-- Begin SOURCE DATA --

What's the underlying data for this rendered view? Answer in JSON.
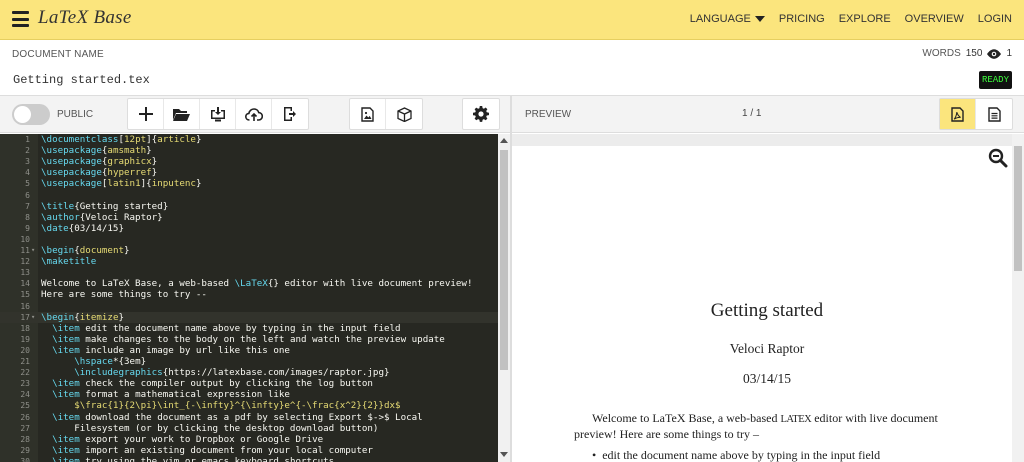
{
  "app": {
    "brand": "LaTeX Base",
    "nav": {
      "language": "LANGUAGE",
      "pricing": "PRICING",
      "explore": "EXPLORE",
      "overview": "OVERVIEW",
      "login": "LOGIN"
    }
  },
  "document": {
    "label": "DOCUMENT NAME",
    "name": "Getting started.tex",
    "words_label": "WORDS",
    "words_count": "150",
    "views_count": "1",
    "status": "READY"
  },
  "toolbar": {
    "public_label": "PUBLIC",
    "public_enabled": false,
    "preview_label": "PREVIEW",
    "page_indicator": "1 / 1"
  },
  "editor": {
    "lines": [
      {
        "n": "1",
        "fold": false,
        "parts": [
          [
            "kw",
            "\\documentclass"
          ],
          [
            "t",
            "["
          ],
          [
            "arg",
            "12pt"
          ],
          [
            "t",
            "]{"
          ],
          [
            "arg",
            "article"
          ],
          [
            "t",
            "}"
          ]
        ]
      },
      {
        "n": "2",
        "fold": false,
        "parts": [
          [
            "kw",
            "\\usepackage"
          ],
          [
            "t",
            "{"
          ],
          [
            "arg",
            "amsmath"
          ],
          [
            "t",
            "}"
          ]
        ]
      },
      {
        "n": "3",
        "fold": false,
        "parts": [
          [
            "kw",
            "\\usepackage"
          ],
          [
            "t",
            "{"
          ],
          [
            "arg",
            "graphicx"
          ],
          [
            "t",
            "}"
          ]
        ]
      },
      {
        "n": "4",
        "fold": false,
        "parts": [
          [
            "kw",
            "\\usepackage"
          ],
          [
            "t",
            "{"
          ],
          [
            "arg",
            "hyperref"
          ],
          [
            "t",
            "}"
          ]
        ]
      },
      {
        "n": "5",
        "fold": false,
        "parts": [
          [
            "kw",
            "\\usepackage"
          ],
          [
            "t",
            "["
          ],
          [
            "arg",
            "latin1"
          ],
          [
            "t",
            "]{"
          ],
          [
            "arg",
            "inputenc"
          ],
          [
            "t",
            "}"
          ]
        ]
      },
      {
        "n": "6",
        "fold": false,
        "parts": []
      },
      {
        "n": "7",
        "fold": false,
        "parts": [
          [
            "kw",
            "\\title"
          ],
          [
            "t",
            "{Getting started}"
          ]
        ]
      },
      {
        "n": "8",
        "fold": false,
        "parts": [
          [
            "kw",
            "\\author"
          ],
          [
            "t",
            "{Veloci Raptor}"
          ]
        ]
      },
      {
        "n": "9",
        "fold": false,
        "parts": [
          [
            "kw",
            "\\date"
          ],
          [
            "t",
            "{03/14/15}"
          ]
        ]
      },
      {
        "n": "10",
        "fold": false,
        "parts": []
      },
      {
        "n": "11",
        "fold": true,
        "parts": [
          [
            "kw",
            "\\begin"
          ],
          [
            "t",
            "{"
          ],
          [
            "arg",
            "document"
          ],
          [
            "t",
            "}"
          ]
        ]
      },
      {
        "n": "12",
        "fold": false,
        "parts": [
          [
            "kw",
            "\\maketitle"
          ]
        ]
      },
      {
        "n": "13",
        "fold": false,
        "parts": []
      },
      {
        "n": "14",
        "fold": false,
        "parts": [
          [
            "t",
            "Welcome to LaTeX Base, a web-based "
          ],
          [
            "kw",
            "\\LaTeX"
          ],
          [
            "t",
            "{} editor with live document preview!"
          ]
        ]
      },
      {
        "n": "15",
        "fold": false,
        "parts": [
          [
            "t",
            "Here are some things to try --"
          ]
        ]
      },
      {
        "n": "16",
        "fold": false,
        "parts": []
      },
      {
        "n": "17",
        "fold": true,
        "active": true,
        "parts": [
          [
            "kw",
            "\\begin"
          ],
          [
            "t",
            "{"
          ],
          [
            "arg",
            "itemize"
          ],
          [
            "t",
            "}"
          ]
        ]
      },
      {
        "n": "18",
        "fold": false,
        "parts": [
          [
            "t",
            "  "
          ],
          [
            "kw",
            "\\item"
          ],
          [
            "t",
            " edit the document name above by typing in the input field"
          ]
        ]
      },
      {
        "n": "19",
        "fold": false,
        "parts": [
          [
            "t",
            "  "
          ],
          [
            "kw",
            "\\item"
          ],
          [
            "t",
            " make changes to the body on the left and watch the preview update"
          ]
        ]
      },
      {
        "n": "20",
        "fold": false,
        "parts": [
          [
            "t",
            "  "
          ],
          [
            "kw",
            "\\item"
          ],
          [
            "t",
            " include an image by url like this one"
          ]
        ]
      },
      {
        "n": "21",
        "fold": false,
        "parts": [
          [
            "t",
            "      "
          ],
          [
            "kw",
            "\\hspace"
          ],
          [
            "t",
            "*{3em}"
          ]
        ]
      },
      {
        "n": "22",
        "fold": false,
        "parts": [
          [
            "t",
            "      "
          ],
          [
            "kw",
            "\\includegraphics"
          ],
          [
            "t",
            "{https://latexbase.com/images/raptor.jpg}"
          ]
        ]
      },
      {
        "n": "23",
        "fold": false,
        "parts": [
          [
            "t",
            "  "
          ],
          [
            "kw",
            "\\item"
          ],
          [
            "t",
            " check the compiler output by clicking the log button"
          ]
        ]
      },
      {
        "n": "24",
        "fold": false,
        "parts": [
          [
            "t",
            "  "
          ],
          [
            "kw",
            "\\item"
          ],
          [
            "t",
            " format a mathematical expression like"
          ]
        ]
      },
      {
        "n": "25",
        "fold": false,
        "parts": [
          [
            "arg",
            "      $\\frac{1}{2\\pi}\\int_{-\\infty}^{\\infty}e^{-\\frac{x^2}{2}}dx$"
          ]
        ]
      },
      {
        "n": "26",
        "fold": false,
        "parts": [
          [
            "t",
            "  "
          ],
          [
            "kw",
            "\\item"
          ],
          [
            "t",
            " download the document as a pdf by selecting Export $->$ Local"
          ]
        ]
      },
      {
        "n": "27",
        "fold": false,
        "parts": [
          [
            "t",
            "      Filesystem (or by clicking the desktop download button)"
          ]
        ]
      },
      {
        "n": "28",
        "fold": false,
        "parts": [
          [
            "t",
            "  "
          ],
          [
            "kw",
            "\\item"
          ],
          [
            "t",
            " export your work to Dropbox or Google Drive"
          ]
        ]
      },
      {
        "n": "29",
        "fold": false,
        "parts": [
          [
            "t",
            "  "
          ],
          [
            "kw",
            "\\item"
          ],
          [
            "t",
            " import an existing document from your local computer"
          ]
        ]
      },
      {
        "n": "30",
        "fold": false,
        "parts": [
          [
            "t",
            "  "
          ],
          [
            "kw",
            "\\item"
          ],
          [
            "t",
            " try using the vim or emacs keyboard shortcuts"
          ]
        ]
      }
    ]
  },
  "preview": {
    "title": "Getting started",
    "author": "Veloci Raptor",
    "date": "03/14/15",
    "body_before": "Welcome to LaTeX Base, a web-based ",
    "body_latex": "LATEX",
    "body_after": " editor with live document preview! Here are some things to try –",
    "bullet1": "edit the document name above by typing in the input field"
  },
  "colors": {
    "accent": "#fbe57d",
    "editor_bg": "#272822",
    "keyword": "#66d9ef",
    "argument": "#e6db74",
    "ready_text": "#3cff3c"
  },
  "icons": {
    "toolbar": [
      "plus-icon",
      "folder-open-icon",
      "desktop-download-icon",
      "cloud-upload-icon",
      "export-icon",
      "image-icon",
      "package-icon",
      "gear-icon"
    ],
    "preview_modes": [
      "pdf-icon",
      "log-icon"
    ]
  }
}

-- End SOURCE DATA --

▶ SET TASK: Of the lines in the listing, how many hold the word "with"? Nothing but the number is needed.

▶ CORRECT RESULT: 2